**Problem details:** In your copy, repeat the records exactly and leave out the pictures.

**Records for the task:**
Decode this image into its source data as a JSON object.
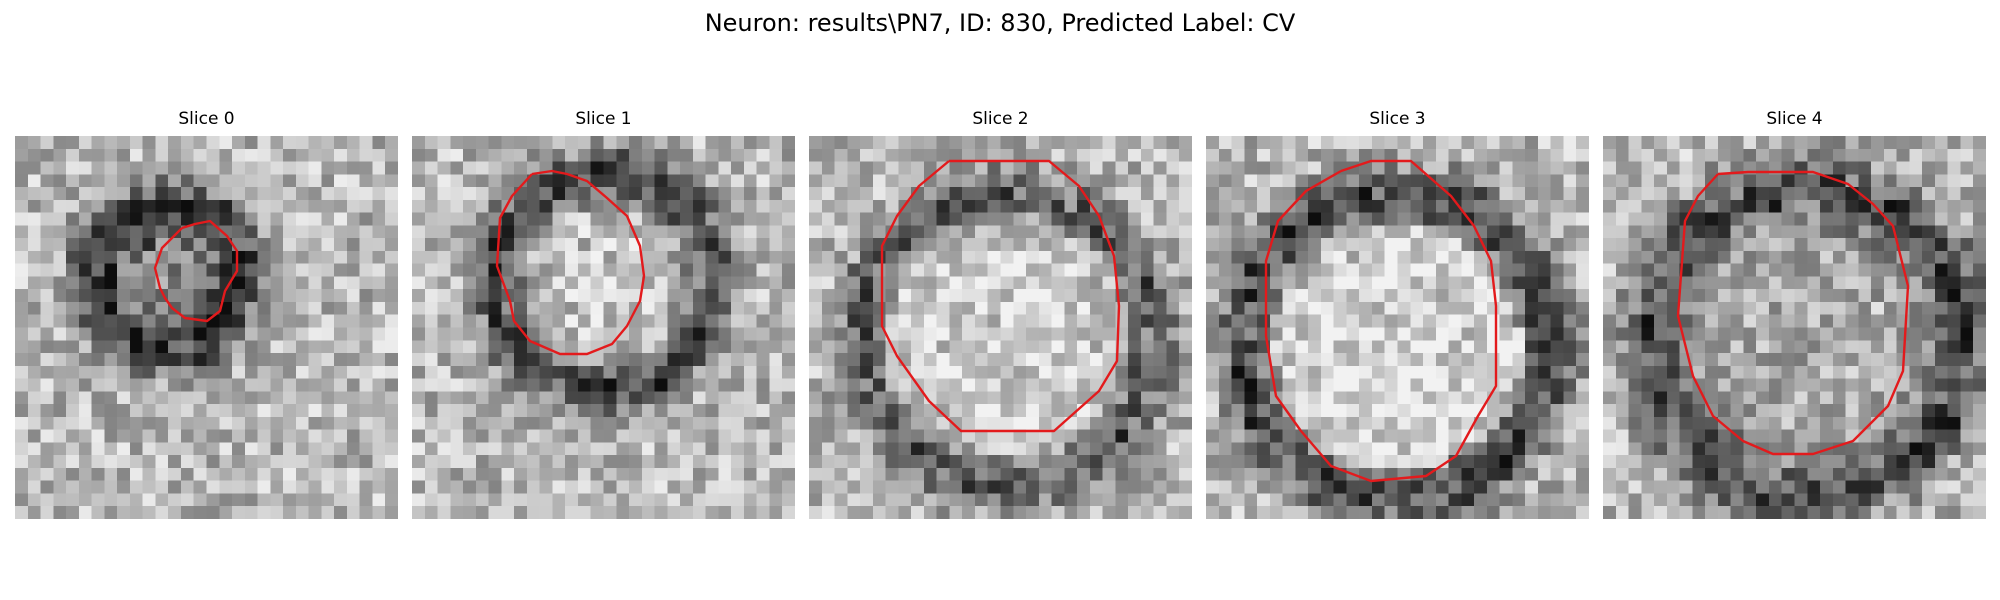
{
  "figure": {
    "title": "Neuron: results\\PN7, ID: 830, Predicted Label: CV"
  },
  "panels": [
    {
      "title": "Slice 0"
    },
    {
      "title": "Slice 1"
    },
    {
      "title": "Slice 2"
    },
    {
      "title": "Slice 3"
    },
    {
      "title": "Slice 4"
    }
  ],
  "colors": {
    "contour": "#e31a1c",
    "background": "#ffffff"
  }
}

**Output:**
Decode this image into its source data as a JSON object.
{
  "figure": {
    "title": "Neuron: results\\PN7, ID: 830, Predicted Label: CV"
  },
  "panels": [
    {
      "title": "Slice 0"
    },
    {
      "title": "Slice 1"
    },
    {
      "title": "Slice 2"
    },
    {
      "title": "Slice 3"
    },
    {
      "title": "Slice 4"
    }
  ],
  "colors": {
    "contour": "#e31a1c",
    "background": "#ffffff"
  }
}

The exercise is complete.